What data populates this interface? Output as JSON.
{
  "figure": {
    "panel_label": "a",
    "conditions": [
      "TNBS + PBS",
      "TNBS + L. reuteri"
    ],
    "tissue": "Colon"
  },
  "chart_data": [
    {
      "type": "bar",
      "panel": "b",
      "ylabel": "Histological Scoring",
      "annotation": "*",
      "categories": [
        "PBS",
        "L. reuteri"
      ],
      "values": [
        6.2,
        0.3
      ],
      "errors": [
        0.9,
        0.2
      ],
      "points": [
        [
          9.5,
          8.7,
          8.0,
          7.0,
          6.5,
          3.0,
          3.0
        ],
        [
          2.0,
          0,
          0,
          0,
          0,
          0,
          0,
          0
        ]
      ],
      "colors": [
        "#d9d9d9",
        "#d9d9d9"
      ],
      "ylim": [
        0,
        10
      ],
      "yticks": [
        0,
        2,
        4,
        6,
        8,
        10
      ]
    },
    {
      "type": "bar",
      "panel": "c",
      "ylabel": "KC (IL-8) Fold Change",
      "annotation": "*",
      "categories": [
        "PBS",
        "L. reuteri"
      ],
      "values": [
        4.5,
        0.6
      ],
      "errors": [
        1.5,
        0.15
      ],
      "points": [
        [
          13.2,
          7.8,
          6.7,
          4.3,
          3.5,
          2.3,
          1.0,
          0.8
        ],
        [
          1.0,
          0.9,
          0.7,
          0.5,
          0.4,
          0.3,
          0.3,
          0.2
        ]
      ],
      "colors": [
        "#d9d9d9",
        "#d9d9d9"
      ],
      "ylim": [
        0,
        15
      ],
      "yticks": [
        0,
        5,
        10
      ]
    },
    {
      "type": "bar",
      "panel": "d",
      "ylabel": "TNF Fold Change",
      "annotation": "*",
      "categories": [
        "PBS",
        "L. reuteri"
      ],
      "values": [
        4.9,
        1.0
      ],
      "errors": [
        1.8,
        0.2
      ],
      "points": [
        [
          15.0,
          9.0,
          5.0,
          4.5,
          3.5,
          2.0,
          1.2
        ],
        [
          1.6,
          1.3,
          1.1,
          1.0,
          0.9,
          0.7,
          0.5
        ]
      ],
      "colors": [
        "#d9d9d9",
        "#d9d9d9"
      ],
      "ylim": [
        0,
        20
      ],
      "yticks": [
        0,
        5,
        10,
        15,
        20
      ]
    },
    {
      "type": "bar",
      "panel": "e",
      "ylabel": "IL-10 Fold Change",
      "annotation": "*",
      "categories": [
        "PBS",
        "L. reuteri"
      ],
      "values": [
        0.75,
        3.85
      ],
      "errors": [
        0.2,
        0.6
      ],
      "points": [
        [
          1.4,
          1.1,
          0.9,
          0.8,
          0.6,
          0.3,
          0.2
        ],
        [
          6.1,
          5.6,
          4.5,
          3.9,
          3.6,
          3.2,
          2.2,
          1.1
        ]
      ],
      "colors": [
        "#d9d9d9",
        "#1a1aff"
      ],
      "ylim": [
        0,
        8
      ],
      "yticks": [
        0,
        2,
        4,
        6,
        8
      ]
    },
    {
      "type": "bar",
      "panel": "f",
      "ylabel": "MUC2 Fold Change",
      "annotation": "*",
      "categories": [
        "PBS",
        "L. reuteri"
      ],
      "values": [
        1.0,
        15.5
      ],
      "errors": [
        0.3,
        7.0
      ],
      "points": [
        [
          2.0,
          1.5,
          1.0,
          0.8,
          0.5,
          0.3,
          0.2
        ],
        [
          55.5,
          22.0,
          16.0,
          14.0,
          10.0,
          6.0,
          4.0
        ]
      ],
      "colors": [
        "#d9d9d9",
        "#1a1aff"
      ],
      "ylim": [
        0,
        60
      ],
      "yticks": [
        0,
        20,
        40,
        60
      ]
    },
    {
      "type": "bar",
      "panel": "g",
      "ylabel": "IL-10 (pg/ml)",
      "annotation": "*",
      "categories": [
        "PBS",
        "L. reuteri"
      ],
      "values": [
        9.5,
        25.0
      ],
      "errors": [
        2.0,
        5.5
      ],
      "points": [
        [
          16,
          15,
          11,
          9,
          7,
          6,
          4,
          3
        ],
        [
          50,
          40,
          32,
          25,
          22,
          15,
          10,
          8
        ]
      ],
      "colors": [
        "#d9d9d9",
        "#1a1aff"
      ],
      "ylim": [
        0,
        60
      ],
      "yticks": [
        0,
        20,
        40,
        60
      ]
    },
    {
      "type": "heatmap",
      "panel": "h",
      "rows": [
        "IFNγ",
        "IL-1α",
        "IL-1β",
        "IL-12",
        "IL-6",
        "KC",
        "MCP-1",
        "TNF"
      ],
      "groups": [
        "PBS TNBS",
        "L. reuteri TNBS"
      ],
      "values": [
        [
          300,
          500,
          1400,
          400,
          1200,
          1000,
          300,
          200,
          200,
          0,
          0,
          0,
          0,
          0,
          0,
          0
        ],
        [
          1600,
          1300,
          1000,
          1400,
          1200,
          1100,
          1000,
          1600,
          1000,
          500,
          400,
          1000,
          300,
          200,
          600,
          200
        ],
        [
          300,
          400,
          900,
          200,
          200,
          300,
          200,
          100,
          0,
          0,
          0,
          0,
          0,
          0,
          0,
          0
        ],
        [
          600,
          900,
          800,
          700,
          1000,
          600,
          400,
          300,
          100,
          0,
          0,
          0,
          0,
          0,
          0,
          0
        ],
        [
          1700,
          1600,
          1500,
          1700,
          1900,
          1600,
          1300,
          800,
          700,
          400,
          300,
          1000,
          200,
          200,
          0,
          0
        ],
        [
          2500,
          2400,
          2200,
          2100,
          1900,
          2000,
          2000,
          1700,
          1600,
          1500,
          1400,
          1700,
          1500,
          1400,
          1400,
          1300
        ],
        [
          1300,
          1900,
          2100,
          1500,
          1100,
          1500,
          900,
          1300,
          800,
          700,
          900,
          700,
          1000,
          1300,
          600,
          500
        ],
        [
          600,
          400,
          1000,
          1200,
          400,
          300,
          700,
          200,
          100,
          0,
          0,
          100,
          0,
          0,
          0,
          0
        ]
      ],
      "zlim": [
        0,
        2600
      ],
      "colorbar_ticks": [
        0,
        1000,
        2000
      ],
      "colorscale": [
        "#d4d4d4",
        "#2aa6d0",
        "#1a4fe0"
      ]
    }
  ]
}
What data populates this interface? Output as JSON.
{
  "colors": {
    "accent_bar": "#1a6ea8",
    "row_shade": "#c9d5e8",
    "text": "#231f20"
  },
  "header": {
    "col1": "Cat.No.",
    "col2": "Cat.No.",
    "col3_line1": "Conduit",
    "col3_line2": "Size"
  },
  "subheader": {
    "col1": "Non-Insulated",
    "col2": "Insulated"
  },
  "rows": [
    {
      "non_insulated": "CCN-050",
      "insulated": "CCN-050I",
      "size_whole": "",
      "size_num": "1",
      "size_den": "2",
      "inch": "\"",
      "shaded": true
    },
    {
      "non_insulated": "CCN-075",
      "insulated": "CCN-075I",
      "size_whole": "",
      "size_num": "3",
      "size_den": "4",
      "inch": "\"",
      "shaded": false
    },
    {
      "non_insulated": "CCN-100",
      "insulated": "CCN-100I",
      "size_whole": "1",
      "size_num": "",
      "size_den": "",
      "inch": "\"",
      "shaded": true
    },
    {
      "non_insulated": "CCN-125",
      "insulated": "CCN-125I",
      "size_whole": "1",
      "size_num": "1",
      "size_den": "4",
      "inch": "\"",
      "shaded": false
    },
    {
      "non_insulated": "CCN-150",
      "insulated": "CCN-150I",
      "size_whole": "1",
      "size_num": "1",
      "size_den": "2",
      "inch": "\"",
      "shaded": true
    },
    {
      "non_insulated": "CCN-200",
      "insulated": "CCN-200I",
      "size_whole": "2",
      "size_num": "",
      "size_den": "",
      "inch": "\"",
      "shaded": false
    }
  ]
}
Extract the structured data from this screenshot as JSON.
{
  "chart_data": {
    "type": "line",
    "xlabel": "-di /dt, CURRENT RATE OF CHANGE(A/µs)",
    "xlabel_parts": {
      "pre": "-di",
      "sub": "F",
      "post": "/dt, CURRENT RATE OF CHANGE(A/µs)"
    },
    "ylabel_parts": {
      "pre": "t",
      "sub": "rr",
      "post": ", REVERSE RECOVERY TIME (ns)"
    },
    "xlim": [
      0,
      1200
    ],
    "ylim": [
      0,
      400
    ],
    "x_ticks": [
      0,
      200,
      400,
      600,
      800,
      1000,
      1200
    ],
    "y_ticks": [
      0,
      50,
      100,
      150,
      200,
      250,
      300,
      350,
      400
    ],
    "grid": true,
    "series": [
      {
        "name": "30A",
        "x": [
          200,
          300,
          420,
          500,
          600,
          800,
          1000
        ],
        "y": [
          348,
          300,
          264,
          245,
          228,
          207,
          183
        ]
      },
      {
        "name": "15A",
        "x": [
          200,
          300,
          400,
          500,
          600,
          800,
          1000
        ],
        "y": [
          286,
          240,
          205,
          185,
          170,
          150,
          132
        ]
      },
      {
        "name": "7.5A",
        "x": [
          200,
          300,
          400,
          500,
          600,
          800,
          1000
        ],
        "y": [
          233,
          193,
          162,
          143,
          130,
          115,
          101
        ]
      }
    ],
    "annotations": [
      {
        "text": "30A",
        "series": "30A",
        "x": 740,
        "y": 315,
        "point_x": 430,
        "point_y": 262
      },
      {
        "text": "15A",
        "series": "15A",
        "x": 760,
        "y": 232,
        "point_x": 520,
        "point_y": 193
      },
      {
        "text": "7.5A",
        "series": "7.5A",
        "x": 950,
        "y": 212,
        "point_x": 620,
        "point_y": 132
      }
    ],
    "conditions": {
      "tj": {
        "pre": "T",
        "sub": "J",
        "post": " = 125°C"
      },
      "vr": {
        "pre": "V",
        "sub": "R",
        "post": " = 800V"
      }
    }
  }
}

**Requirement**
Search the records for the string "CURRENT" and return every line in which it occurs.

**Full answer**
    "xlabel": "-di /dt, CURRENT RATE OF CHANGE(A/µs)",
      "post": "/dt, CURRENT RATE OF CHANGE(A/µs)"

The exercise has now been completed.